===== Given data
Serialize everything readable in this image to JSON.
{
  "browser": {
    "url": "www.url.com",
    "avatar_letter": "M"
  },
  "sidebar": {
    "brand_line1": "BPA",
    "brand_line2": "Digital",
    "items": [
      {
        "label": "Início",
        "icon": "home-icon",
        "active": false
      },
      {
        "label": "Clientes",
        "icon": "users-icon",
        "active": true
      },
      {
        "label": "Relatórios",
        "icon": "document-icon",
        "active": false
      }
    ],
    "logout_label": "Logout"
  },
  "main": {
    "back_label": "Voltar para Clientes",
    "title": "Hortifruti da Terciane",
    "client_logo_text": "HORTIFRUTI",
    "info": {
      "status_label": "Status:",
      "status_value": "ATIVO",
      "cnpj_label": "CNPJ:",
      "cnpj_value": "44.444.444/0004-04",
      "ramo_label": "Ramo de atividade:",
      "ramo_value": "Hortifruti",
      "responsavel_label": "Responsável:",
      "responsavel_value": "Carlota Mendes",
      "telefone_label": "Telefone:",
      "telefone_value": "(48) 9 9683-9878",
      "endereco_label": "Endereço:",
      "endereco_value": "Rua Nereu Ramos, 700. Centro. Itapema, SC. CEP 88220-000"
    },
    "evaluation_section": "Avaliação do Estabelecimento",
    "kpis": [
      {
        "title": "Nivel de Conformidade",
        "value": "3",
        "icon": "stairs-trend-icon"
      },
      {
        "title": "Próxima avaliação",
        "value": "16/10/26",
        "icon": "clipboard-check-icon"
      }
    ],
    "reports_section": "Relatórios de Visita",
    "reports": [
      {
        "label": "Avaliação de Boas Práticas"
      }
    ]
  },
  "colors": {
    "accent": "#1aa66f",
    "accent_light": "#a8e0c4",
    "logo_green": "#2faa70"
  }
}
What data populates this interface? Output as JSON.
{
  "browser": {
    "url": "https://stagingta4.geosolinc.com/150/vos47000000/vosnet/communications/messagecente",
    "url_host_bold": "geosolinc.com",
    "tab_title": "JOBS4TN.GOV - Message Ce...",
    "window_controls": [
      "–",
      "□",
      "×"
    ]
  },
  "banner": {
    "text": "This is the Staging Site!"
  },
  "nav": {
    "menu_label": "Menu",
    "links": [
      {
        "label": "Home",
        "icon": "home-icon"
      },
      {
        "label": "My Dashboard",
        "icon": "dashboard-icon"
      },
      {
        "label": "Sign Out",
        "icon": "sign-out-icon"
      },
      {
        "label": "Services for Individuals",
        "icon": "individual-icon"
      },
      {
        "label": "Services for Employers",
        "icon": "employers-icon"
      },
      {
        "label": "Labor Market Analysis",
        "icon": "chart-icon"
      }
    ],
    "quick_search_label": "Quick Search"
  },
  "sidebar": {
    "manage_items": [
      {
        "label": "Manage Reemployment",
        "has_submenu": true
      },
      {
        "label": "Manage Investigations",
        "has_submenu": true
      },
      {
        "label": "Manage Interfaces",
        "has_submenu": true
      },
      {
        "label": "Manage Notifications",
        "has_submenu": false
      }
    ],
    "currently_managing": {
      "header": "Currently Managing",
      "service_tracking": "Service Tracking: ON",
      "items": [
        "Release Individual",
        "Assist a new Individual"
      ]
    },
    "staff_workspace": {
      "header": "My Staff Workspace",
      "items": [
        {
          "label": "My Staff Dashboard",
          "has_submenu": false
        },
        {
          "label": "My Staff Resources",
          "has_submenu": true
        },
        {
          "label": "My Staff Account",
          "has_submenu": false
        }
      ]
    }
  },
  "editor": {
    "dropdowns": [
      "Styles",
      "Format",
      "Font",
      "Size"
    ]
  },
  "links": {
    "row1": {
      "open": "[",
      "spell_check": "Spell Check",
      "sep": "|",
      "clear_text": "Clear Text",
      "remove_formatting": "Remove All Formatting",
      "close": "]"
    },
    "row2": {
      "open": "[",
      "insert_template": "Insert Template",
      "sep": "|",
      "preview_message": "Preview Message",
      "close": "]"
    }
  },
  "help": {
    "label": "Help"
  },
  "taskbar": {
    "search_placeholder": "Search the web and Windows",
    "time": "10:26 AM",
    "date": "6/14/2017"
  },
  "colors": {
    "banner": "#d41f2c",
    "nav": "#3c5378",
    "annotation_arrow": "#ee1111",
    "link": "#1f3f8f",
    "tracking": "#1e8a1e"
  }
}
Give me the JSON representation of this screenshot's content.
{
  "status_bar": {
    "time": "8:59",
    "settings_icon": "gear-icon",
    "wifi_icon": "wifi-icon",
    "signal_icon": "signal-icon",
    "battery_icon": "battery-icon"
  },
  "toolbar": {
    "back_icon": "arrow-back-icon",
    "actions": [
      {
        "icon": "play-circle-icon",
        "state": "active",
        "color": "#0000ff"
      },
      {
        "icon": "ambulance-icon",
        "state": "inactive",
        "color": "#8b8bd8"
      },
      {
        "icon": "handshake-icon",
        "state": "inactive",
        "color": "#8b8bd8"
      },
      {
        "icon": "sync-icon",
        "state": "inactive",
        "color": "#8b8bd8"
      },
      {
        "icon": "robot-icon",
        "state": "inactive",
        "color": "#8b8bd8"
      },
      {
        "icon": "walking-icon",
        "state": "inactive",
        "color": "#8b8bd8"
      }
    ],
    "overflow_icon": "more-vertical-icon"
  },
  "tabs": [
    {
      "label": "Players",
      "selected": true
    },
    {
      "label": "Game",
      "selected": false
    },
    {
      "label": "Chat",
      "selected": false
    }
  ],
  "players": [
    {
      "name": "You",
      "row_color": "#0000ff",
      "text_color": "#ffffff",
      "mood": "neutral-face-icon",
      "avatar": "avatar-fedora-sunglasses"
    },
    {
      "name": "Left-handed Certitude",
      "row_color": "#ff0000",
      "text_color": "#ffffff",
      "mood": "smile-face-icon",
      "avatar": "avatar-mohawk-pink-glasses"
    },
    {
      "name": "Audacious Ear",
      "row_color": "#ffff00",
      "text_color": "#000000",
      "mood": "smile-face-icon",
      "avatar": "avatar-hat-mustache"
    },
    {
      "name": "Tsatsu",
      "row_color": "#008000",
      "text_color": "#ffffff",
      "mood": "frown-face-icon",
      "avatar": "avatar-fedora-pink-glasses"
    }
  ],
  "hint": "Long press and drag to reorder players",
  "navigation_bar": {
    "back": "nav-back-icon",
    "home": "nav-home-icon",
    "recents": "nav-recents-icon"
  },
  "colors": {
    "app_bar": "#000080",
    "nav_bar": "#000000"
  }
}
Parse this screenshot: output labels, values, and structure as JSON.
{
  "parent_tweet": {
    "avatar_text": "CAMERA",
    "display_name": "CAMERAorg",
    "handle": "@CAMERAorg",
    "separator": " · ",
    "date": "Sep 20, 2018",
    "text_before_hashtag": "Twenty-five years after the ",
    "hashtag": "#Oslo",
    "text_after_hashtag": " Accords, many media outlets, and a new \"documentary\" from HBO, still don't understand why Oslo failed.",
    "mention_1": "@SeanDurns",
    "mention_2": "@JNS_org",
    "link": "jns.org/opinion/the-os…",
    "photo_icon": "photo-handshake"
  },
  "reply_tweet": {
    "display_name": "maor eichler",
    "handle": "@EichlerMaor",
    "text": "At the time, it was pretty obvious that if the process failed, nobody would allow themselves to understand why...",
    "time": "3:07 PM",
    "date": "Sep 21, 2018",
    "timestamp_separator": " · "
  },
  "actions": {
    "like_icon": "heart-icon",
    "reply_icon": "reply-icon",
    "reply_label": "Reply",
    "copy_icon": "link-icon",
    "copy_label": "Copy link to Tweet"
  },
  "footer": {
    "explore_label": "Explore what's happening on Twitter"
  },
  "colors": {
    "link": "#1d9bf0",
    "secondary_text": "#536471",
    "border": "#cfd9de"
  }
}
==========
Pick out the lines containing the string "handshake".

● Result of this task:
        "icon": "handshake-icon",
    "photo_icon": "photo-handshake"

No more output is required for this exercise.